### Task inputs
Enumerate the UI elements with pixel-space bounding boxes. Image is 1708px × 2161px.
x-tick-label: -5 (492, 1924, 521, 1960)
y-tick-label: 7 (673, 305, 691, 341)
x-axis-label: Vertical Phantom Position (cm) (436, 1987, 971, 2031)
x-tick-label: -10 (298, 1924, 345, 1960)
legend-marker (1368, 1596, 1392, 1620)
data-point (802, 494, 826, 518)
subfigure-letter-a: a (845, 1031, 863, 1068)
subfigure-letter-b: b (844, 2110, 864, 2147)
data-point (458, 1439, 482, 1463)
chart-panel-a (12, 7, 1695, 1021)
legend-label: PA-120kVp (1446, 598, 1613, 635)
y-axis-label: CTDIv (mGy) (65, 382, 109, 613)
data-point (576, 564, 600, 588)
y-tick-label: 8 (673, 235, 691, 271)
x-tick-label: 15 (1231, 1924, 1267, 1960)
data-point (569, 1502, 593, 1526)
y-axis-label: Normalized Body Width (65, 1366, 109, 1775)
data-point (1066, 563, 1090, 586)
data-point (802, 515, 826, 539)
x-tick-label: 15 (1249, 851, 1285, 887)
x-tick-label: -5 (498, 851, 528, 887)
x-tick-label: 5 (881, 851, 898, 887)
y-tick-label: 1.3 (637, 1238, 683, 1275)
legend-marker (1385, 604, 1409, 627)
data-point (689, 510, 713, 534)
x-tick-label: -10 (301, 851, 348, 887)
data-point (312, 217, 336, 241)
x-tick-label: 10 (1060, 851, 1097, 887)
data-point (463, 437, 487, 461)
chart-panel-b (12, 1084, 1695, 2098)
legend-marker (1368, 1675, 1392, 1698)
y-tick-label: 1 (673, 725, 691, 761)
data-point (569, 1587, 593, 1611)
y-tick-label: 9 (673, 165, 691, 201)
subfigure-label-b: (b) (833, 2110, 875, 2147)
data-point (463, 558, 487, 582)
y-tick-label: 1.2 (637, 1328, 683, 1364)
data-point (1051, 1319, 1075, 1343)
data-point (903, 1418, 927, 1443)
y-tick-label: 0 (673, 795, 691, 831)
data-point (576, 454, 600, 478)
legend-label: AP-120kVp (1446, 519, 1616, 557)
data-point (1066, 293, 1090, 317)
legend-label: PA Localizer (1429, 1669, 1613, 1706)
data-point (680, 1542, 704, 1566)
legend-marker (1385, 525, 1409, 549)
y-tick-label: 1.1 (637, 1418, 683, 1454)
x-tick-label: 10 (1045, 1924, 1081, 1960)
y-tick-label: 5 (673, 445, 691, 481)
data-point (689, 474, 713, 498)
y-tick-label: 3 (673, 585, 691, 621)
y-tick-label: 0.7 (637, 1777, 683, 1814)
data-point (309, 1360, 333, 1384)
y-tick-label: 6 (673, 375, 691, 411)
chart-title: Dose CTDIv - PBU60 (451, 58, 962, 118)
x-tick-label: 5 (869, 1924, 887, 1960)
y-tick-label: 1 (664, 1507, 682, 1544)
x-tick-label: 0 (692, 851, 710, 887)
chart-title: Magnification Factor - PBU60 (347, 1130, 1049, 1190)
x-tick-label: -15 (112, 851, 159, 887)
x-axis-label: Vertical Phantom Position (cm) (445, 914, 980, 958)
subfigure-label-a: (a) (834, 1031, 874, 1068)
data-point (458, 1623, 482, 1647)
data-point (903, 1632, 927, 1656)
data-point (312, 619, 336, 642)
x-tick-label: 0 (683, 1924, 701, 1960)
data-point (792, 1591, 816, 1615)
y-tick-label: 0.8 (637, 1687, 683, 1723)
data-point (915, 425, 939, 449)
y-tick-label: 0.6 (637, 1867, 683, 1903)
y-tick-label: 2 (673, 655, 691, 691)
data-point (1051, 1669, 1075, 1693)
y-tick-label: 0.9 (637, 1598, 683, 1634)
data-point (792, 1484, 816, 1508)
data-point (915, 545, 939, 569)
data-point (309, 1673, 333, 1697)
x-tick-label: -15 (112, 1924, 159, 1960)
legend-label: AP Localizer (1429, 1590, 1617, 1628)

### Your task
Reproduce the listing above from its opening line through the line containing "x-tick-label: -10 (298, 1924, 345, 1960)", including both of those lines and leaving every character unchanged.

### Response
Enumerate the UI elements with pixel-space bounding boxes. Image is 1708px × 2161px.
x-tick-label: -5 (492, 1924, 521, 1960)
y-tick-label: 7 (673, 305, 691, 341)
x-axis-label: Vertical Phantom Position (cm) (436, 1987, 971, 2031)
x-tick-label: -10 (298, 1924, 345, 1960)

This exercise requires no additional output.